==== Record excerpts
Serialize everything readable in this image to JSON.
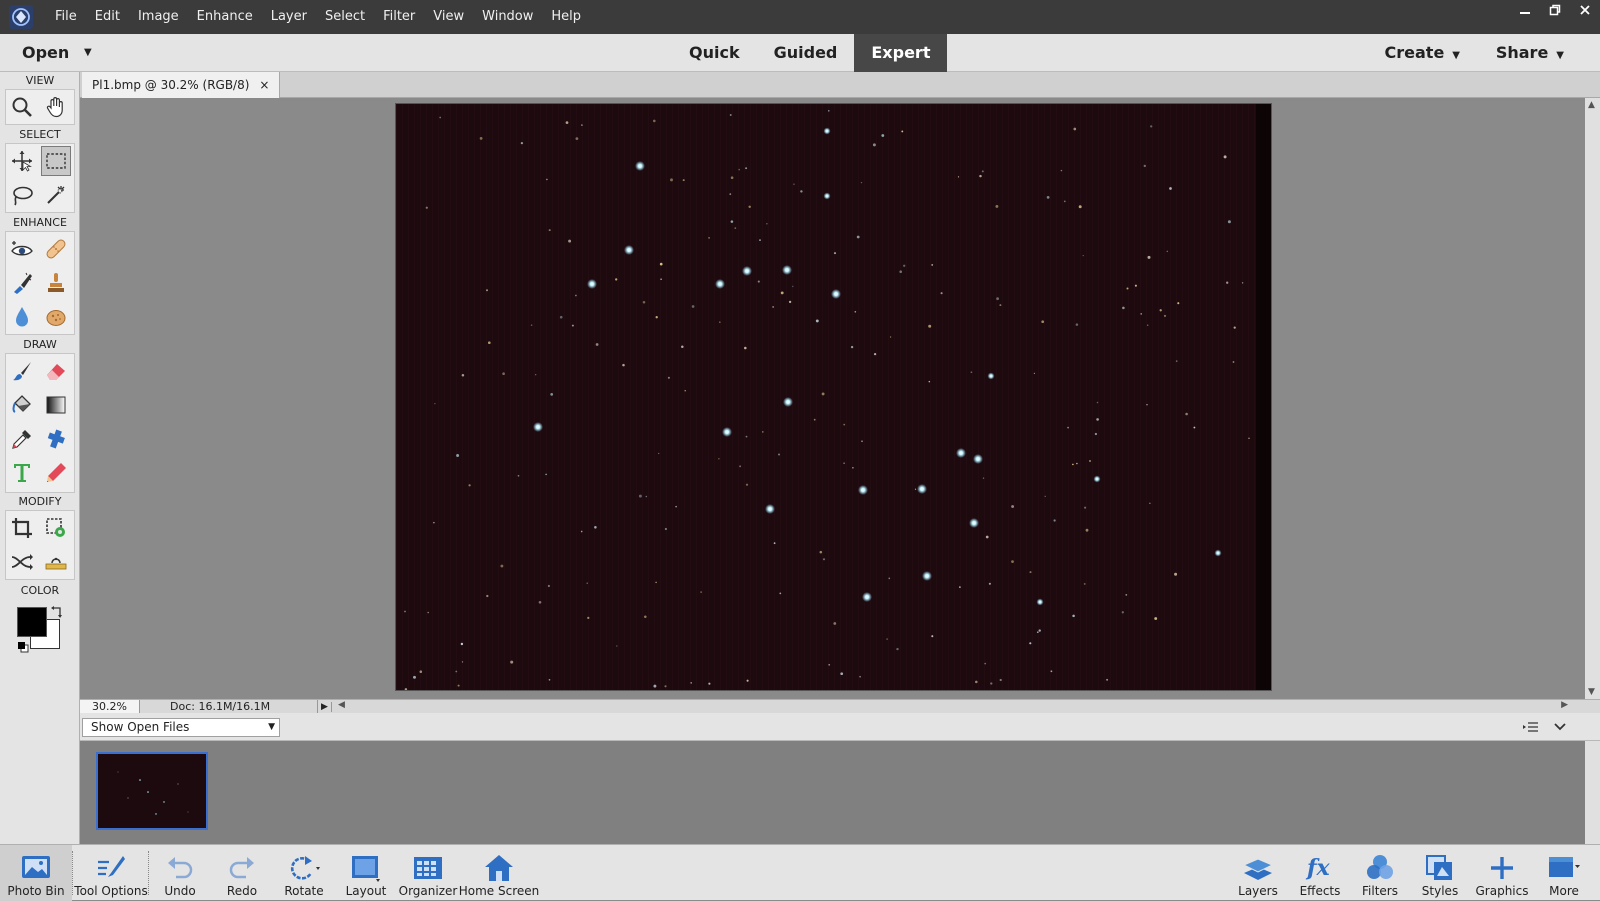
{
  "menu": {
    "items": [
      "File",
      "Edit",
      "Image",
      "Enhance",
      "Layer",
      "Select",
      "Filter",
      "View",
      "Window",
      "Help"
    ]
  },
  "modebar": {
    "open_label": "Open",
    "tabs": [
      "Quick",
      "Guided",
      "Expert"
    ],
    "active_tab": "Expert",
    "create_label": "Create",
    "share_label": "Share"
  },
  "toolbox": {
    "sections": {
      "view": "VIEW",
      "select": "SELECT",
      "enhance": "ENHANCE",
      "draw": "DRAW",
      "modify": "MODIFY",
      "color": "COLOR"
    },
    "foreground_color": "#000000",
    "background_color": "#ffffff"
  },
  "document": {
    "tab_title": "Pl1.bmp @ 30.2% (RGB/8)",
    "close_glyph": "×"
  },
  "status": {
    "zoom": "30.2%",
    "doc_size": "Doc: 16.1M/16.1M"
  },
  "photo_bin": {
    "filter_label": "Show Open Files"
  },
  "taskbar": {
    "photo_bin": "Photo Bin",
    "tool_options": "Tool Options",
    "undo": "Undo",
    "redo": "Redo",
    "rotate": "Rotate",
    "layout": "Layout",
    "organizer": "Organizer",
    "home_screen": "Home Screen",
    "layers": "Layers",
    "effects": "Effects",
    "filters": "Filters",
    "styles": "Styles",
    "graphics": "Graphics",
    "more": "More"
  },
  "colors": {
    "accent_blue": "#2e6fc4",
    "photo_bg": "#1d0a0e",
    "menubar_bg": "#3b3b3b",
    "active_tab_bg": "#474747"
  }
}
========
(What you will do):
Copy the listing exactly. Any image in it stays out of the copy.

(Task output):
Serialize everything readable in this image to JSON.
{
  "menu": {
    "items": [
      "File",
      "Edit",
      "Image",
      "Enhance",
      "Layer",
      "Select",
      "Filter",
      "View",
      "Window",
      "Help"
    ]
  },
  "modebar": {
    "open_label": "Open",
    "tabs": [
      "Quick",
      "Guided",
      "Expert"
    ],
    "active_tab": "Expert",
    "create_label": "Create",
    "share_label": "Share"
  },
  "toolbox": {
    "sections": {
      "view": "VIEW",
      "select": "SELECT",
      "enhance": "ENHANCE",
      "draw": "DRAW",
      "modify": "MODIFY",
      "color": "COLOR"
    },
    "foreground_color": "#000000",
    "background_color": "#ffffff"
  },
  "document": {
    "tab_title": "Pl1.bmp @ 30.2% (RGB/8)",
    "close_glyph": "×"
  },
  "status": {
    "zoom": "30.2%",
    "doc_size": "Doc: 16.1M/16.1M"
  },
  "photo_bin": {
    "filter_label": "Show Open Files"
  },
  "taskbar": {
    "photo_bin": "Photo Bin",
    "tool_options": "Tool Options",
    "undo": "Undo",
    "redo": "Redo",
    "rotate": "Rotate",
    "layout": "Layout",
    "organizer": "Organizer",
    "home_screen": "Home Screen",
    "layers": "Layers",
    "effects": "Effects",
    "filters": "Filters",
    "styles": "Styles",
    "graphics": "Graphics",
    "more": "More"
  },
  "colors": {
    "accent_blue": "#2e6fc4",
    "photo_bg": "#1d0a0e",
    "menubar_bg": "#3b3b3b",
    "active_tab_bg": "#474747"
  }
}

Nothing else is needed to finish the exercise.